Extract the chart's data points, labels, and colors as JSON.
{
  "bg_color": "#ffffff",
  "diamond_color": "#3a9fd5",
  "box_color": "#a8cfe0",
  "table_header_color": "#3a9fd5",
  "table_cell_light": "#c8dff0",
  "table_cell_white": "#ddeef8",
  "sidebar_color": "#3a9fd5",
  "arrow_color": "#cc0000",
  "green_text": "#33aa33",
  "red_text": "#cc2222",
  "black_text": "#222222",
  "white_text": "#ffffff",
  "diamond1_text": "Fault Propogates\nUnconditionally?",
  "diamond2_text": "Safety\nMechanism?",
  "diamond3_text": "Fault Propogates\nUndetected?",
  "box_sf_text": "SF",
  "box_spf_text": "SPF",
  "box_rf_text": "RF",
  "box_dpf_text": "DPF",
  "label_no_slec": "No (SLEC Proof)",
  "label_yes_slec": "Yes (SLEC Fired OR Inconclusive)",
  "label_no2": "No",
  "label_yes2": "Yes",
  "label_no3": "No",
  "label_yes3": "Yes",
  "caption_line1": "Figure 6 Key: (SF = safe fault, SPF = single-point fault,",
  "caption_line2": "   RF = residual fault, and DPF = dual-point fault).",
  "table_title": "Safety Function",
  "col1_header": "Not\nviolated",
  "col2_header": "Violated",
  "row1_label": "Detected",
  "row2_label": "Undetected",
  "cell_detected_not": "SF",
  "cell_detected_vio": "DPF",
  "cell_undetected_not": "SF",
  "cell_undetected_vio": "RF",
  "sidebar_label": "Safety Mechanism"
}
◇ ◇ ◇ ◇
**Task requirements**
Go through the records and pull out each line that includes the word "Propogates".

**Reply to the exercise**
  "diamond1_text": "Fault Propogates\nUnconditionally?",
  "diamond3_text": "Fault Propogates\nUndetected?",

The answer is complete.